Temperature and humidity data from the last 72 hours

I immediately see a regular pattern in temperature and humidity. I have lights and a fan that switch on during the daytime, and their impact is clearly visible as a daily increase in temperature and decrease in humidity. The smaller spikes throughout the day seem to be caused by the air conditioning system, and I was able to match some of them up with my thermostat’s usage history.

Plotting battery data over several weeks shows a sharp drop at the beginning which then levels out.

Plotting battery data over several weeks shows a sharp drop at the beginning which then levels out.

The battery data is also interesting to see on a graph. I recently installed rechargeable Ni-MH batteries in one of my sensors, and we can see its characteristically flat discharge curve beginning to take shape after the initial sharp drop. Even though they were fully-charged when I installed them, the sensor reports that its battery level is only at 55%. For comparison, the original alkaline batteries stayed at 100% for weeks before steadily decreasing. This indicates that the battery level might be calibrated for alkaline batteries. Based on how long the last set of batteries lasted, it might be another couple of months before we can see the full discharge curve of the new Ni-MH batteries.

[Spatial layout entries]
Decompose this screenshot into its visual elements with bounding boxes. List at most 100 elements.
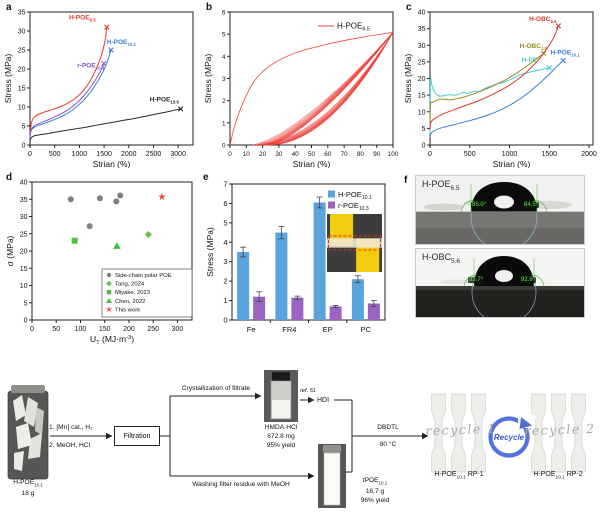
svg-text:40: 40 bbox=[20, 180, 28, 187]
chart-cyclic-loading: 0 10 20 30 40 50 60 70 80 90 100 0 1 2 3 4 5 6 Strian (%) S… bbox=[203, 10, 399, 169]
bottom-branch-label: Washing filter residue with MeOH bbox=[192, 481, 290, 488]
svg-text:25: 25 bbox=[418, 59, 426, 66]
svg-text:Strian (%): Strian (%) bbox=[93, 159, 131, 168]
svg-text:80: 80 bbox=[357, 151, 365, 158]
svg-text:r-POE10.3: r-POE10.3 bbox=[338, 201, 369, 212]
svg-text:100: 100 bbox=[388, 151, 399, 158]
hmda-vial-photo bbox=[264, 370, 298, 422]
svg-text:35: 35 bbox=[20, 197, 28, 204]
svg-text:Chen, 2022: Chen, 2022 bbox=[115, 299, 145, 305]
svg-text:1: 1 bbox=[223, 296, 227, 305]
chart-adhesion-bars: 0 1 2 3 4 5 6 7 Stress (MPa) Fe FR4 EP PC H-POE10.1r-… bbox=[205, 180, 386, 334]
svg-text:40: 40 bbox=[292, 151, 300, 158]
svg-text:5: 5 bbox=[24, 300, 28, 307]
dogbone-specimens-rp1 bbox=[431, 393, 486, 473]
rp1-label: H-POE10.1 RP-1 bbox=[434, 471, 484, 481]
svg-text:Stress (MPa): Stress (MPa) bbox=[403, 54, 413, 104]
svg-text:H-POE6.5: H-POE6.5 bbox=[69, 15, 96, 23]
svg-text:4: 4 bbox=[223, 238, 227, 247]
tpoe-vial-photo bbox=[318, 444, 346, 508]
svg-text:Side-chain polar POE: Side-chain polar POE bbox=[115, 273, 172, 279]
svg-text:0: 0 bbox=[28, 151, 32, 158]
svg-text:20: 20 bbox=[18, 67, 26, 74]
contact-angle-photo-hpoe: H-POE6.5 85.0° 84.5° bbox=[415, 175, 585, 245]
contact-angle-left: 85.0° bbox=[471, 202, 488, 208]
svg-text:5: 5 bbox=[223, 218, 227, 227]
svg-text:20: 20 bbox=[20, 249, 28, 256]
svg-text:30: 30 bbox=[275, 151, 283, 158]
final-conditions-1: DBDTL bbox=[377, 424, 399, 431]
svg-text:30: 30 bbox=[418, 43, 426, 50]
svg-text:10: 10 bbox=[418, 109, 426, 116]
filtration-box: Filtration bbox=[114, 426, 160, 446]
svg-text:5: 5 bbox=[222, 32, 226, 39]
panel-letter-c: c bbox=[406, 2, 412, 13]
svg-text:0: 0 bbox=[422, 143, 426, 150]
svg-text:15: 15 bbox=[20, 266, 28, 273]
svg-text:10: 10 bbox=[243, 151, 251, 158]
svg-text:200: 200 bbox=[123, 326, 135, 333]
chart-stress-strain-obc: 0 500 1000 1500 2000 0 5 10 15 20 25 30 35 40 Strian (… bbox=[403, 10, 597, 169]
contact-angle-photo-hobc: H-OBC5.6 93.7° 92.8° bbox=[415, 248, 585, 318]
svg-text:Tang, 2024: Tang, 2024 bbox=[115, 282, 145, 288]
svg-text:70: 70 bbox=[341, 151, 349, 158]
svg-text:25: 25 bbox=[18, 48, 26, 55]
svg-text:0: 0 bbox=[22, 143, 26, 150]
svg-text:H-OBC5.6: H-OBC5.6 bbox=[529, 16, 557, 24]
svg-text:H-POE10.1: H-POE10.1 bbox=[338, 190, 372, 201]
panel-letter-d: d bbox=[6, 172, 13, 183]
svg-text:0: 0 bbox=[223, 316, 227, 325]
scheme-graphics: Recycle bbox=[7, 370, 586, 508]
svg-text:100: 100 bbox=[75, 326, 87, 333]
svg-text:Stress (MPa): Stress (MPa) bbox=[203, 54, 213, 104]
svg-text:300: 300 bbox=[172, 326, 184, 333]
svg-text:0: 0 bbox=[24, 318, 28, 325]
svg-text:20: 20 bbox=[418, 76, 426, 83]
svg-text:15: 15 bbox=[418, 93, 426, 100]
svg-text:Strian (%): Strian (%) bbox=[493, 159, 531, 168]
svg-text:30: 30 bbox=[20, 214, 28, 221]
top-branch-label: Crystallization of filtrate bbox=[181, 385, 251, 392]
contact-angle-right: 92.8° bbox=[520, 277, 537, 283]
svg-text:Stress (MPa): Stress (MPa) bbox=[3, 54, 13, 104]
rp2-label: H-POE10.1 RP-2 bbox=[533, 471, 583, 481]
svg-text:1: 1 bbox=[222, 120, 226, 127]
svg-text:σ (MPa): σ (MPa) bbox=[5, 235, 15, 266]
svg-text:3: 3 bbox=[222, 76, 226, 83]
recycle-2-handwriting: recycle 2 bbox=[524, 420, 596, 439]
product2-label: tPOE10.1 16.7 g 96% yield bbox=[360, 477, 390, 504]
svg-text:2500: 2500 bbox=[146, 151, 162, 158]
svg-text:1000: 1000 bbox=[72, 151, 88, 158]
svg-text:500: 500 bbox=[49, 151, 61, 158]
svg-text:2000: 2000 bbox=[581, 151, 597, 158]
svg-text:H-POE10.1: H-POE10.1 bbox=[551, 50, 581, 58]
svg-text:7: 7 bbox=[223, 180, 227, 189]
product1-label: HMDA·HCl 672.8 mg 95% yield bbox=[264, 424, 298, 450]
svg-text:250: 250 bbox=[147, 326, 159, 333]
svg-text:2: 2 bbox=[223, 277, 227, 286]
svg-text:H-PE: H-PE bbox=[522, 57, 538, 64]
svg-text:r-POE10.3: r-POE10.3 bbox=[77, 62, 105, 70]
svg-text:1500: 1500 bbox=[541, 151, 557, 158]
svg-text:5: 5 bbox=[422, 126, 426, 133]
svg-text:H-POE13.6: H-POE13.6 bbox=[150, 97, 180, 105]
svg-text:6: 6 bbox=[223, 199, 227, 208]
svg-text:30: 30 bbox=[18, 29, 26, 36]
chart-toughness-scatter: 0 50 100 150 200 250 300 0 5 10 15 20 25 30 35 40 UT (MJ… bbox=[5, 180, 193, 346]
svg-text:50: 50 bbox=[308, 151, 316, 158]
svg-text:H-POE10.1: H-POE10.1 bbox=[107, 39, 137, 47]
svg-text:1000: 1000 bbox=[502, 151, 518, 158]
svg-text:H-POE6.5: H-POE6.5 bbox=[337, 22, 370, 33]
svg-text:Fe: Fe bbox=[247, 325, 256, 334]
svg-text:4: 4 bbox=[222, 54, 226, 61]
svg-text:35: 35 bbox=[18, 10, 26, 17]
contact-angle-left: 93.7° bbox=[468, 277, 485, 283]
svg-text:0: 0 bbox=[222, 143, 226, 150]
svg-text:50: 50 bbox=[52, 326, 60, 333]
sample-label: H-OBC5.6 bbox=[422, 252, 461, 265]
svg-text:2000: 2000 bbox=[121, 151, 137, 158]
svg-text:Miyake, 2023: Miyake, 2023 bbox=[115, 290, 151, 296]
recycle-logo-text: Recycle bbox=[494, 433, 525, 442]
svg-text:10: 10 bbox=[20, 283, 28, 290]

-- OBJECTIVES --
a) Answer these questions using the text on temperature, humidity and battery data.
(i) What does the text say seems to cause the smaller spikes throughout the day?
(ii) What battery level did the sensor report after the fully-charged Ni-MH batteries were installed?
(iii) How long did the original alkaline batteries stay at 100% before steadily decreasing?
b) Write the next part of the text on temperature, humidity and battery data, picking up after its final sentence.

-- RESPONSE LIST --
a)
(i) The air conditioning system.
(ii) 55%.
(iii) For weeks.

b)
Deliverables

The code for this project can be found at: https://github.com/SomeInterestingUserName/temp-humidity-logger

Future Work

  • It would be nice to eventually move away from using my laptop as essentially a ridiculously overpowered IoT gateway. Certainly there are more power efficient methods out there. Plus, having the laptop running 24/7 is bound to put undue stress on the hardware over the long term. My old MacBook Air is old enough that it still has a fan that runs all the time, so it’s slowly getting clogged with dust if I leave it on.
  • An app or some dashboard to visualize the data would be cool. Right now, I’m content with just running tail on the logfile to see the latest measurements, or using my Jupyter notebook, but there are more elegant solutions.
  • I’d like to eventually switch to a proper IoT platform, maybe something that enables a database-like access pattern. I imagine the log file will quickly grow to unmanageable sizes, and most of it will be accessed quite rarely.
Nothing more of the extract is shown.